═════ MATERIAL TO PROCESS

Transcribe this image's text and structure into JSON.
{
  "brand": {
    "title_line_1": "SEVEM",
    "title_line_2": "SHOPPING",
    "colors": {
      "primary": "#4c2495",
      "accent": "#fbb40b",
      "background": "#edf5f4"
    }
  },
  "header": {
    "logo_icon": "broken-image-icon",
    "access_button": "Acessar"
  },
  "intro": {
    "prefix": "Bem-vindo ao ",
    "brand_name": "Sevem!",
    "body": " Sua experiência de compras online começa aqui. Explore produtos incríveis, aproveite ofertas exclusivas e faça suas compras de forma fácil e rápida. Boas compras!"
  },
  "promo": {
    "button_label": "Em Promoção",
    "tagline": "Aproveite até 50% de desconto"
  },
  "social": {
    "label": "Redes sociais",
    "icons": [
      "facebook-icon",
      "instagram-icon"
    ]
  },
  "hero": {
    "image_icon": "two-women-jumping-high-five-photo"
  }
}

══════════

WHAT IS EXPECTED: Output every record above exactly as it appears.

THE RESULT:
Transcribe this image's text and structure into JSON.
{
  "brand": {
    "title_line_1": "SEVEM",
    "title_line_2": "SHOPPING",
    "colors": {
      "primary": "#4c2495",
      "accent": "#fbb40b",
      "background": "#edf5f4"
    }
  },
  "header": {
    "logo_icon": "broken-image-icon",
    "access_button": "Acessar"
  },
  "intro": {
    "prefix": "Bem-vindo ao ",
    "brand_name": "Sevem!",
    "body": " Sua experiência de compras online começa aqui. Explore produtos incríveis, aproveite ofertas exclusivas e faça suas compras de forma fácil e rápida. Boas compras!"
  },
  "promo": {
    "button_label": "Em Promoção",
    "tagline": "Aproveite até 50% de desconto"
  },
  "social": {
    "label": "Redes sociais",
    "icons": [
      "facebook-icon",
      "instagram-icon"
    ]
  },
  "hero": {
    "image_icon": "two-women-jumping-high-five-photo"
  }
}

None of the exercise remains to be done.